■ Exercise description
Find every line in the records below that holds the word "year", and copy it out.

## begin Dataset excerpts

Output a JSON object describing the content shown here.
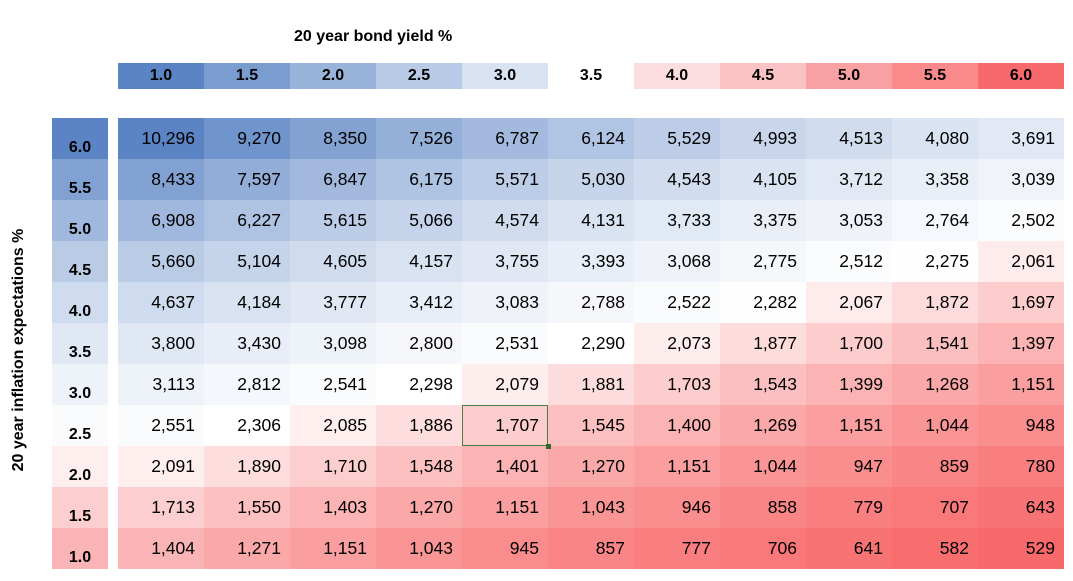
{
  "chart_data": {
    "type": "heatmap",
    "title": "",
    "xlabel": "20 year bond yield %",
    "ylabel": "20 year inflation expectations %",
    "x": [
      "1.0",
      "1.5",
      "2.0",
      "2.5",
      "3.0",
      "3.5",
      "4.0",
      "4.5",
      "5.0",
      "5.5",
      "6.0"
    ],
    "y": [
      "6.0",
      "5.5",
      "5.0",
      "4.5",
      "4.0",
      "3.5",
      "3.0",
      "2.5",
      "2.0",
      "1.5",
      "1.0"
    ],
    "values": [
      [
        "10,296",
        "9,270",
        "8,350",
        "7,526",
        "6,787",
        "6,124",
        "5,529",
        "4,993",
        "4,513",
        "4,080",
        "3,691"
      ],
      [
        "8,433",
        "7,597",
        "6,847",
        "6,175",
        "5,571",
        "5,030",
        "4,543",
        "4,105",
        "3,712",
        "3,358",
        "3,039"
      ],
      [
        "6,908",
        "6,227",
        "5,615",
        "5,066",
        "4,574",
        "4,131",
        "3,733",
        "3,375",
        "3,053",
        "2,764",
        "2,502"
      ],
      [
        "5,660",
        "5,104",
        "4,605",
        "4,157",
        "3,755",
        "3,393",
        "3,068",
        "2,775",
        "2,512",
        "2,275",
        "2,061"
      ],
      [
        "4,637",
        "4,184",
        "3,777",
        "3,412",
        "3,083",
        "2,788",
        "2,522",
        "2,282",
        "2,067",
        "1,872",
        "1,697"
      ],
      [
        "3,800",
        "3,430",
        "3,098",
        "2,800",
        "2,531",
        "2,290",
        "2,073",
        "1,877",
        "1,700",
        "1,541",
        "1,397"
      ],
      [
        "3,113",
        "2,812",
        "2,541",
        "2,298",
        "2,079",
        "1,881",
        "1,703",
        "1,543",
        "1,399",
        "1,268",
        "1,151"
      ],
      [
        "2,551",
        "2,306",
        "2,085",
        "1,886",
        "1,707",
        "1,545",
        "1,400",
        "1,269",
        "1,151",
        "1,044",
        "948"
      ],
      [
        "2,091",
        "1,890",
        "1,710",
        "1,548",
        "1,401",
        "1,270",
        "1,151",
        "1,044",
        "947",
        "859",
        "780"
      ],
      [
        "1,713",
        "1,550",
        "1,403",
        "1,270",
        "1,151",
        "1,043",
        "946",
        "858",
        "779",
        "707",
        "643"
      ],
      [
        "1,404",
        "1,271",
        "1,151",
        "1,043",
        "945",
        "857",
        "777",
        "706",
        "641",
        "582",
        "529"
      ]
    ],
    "selected_cell": {
      "row": 7,
      "col": 4
    },
    "colors": {
      "high": "#5b84c4",
      "mid": "#ffffff",
      "low": "#f8696b"
    },
    "header_colors": [
      "#5b84c4",
      "#7b9ccf",
      "#9ab3da",
      "#b9cae6",
      "#d8e2f1",
      "#ffffff",
      "#fcdee0",
      "#fbc3c4",
      "#f9a1a2",
      "#f9898a",
      "#f8696b"
    ],
    "legend": "none",
    "grid": false
  }
}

## end Dataset excerpts

■ Solution to the exercise
    "xlabel": "20 year bond yield %",
    "ylabel": "20 year inflation expectations %",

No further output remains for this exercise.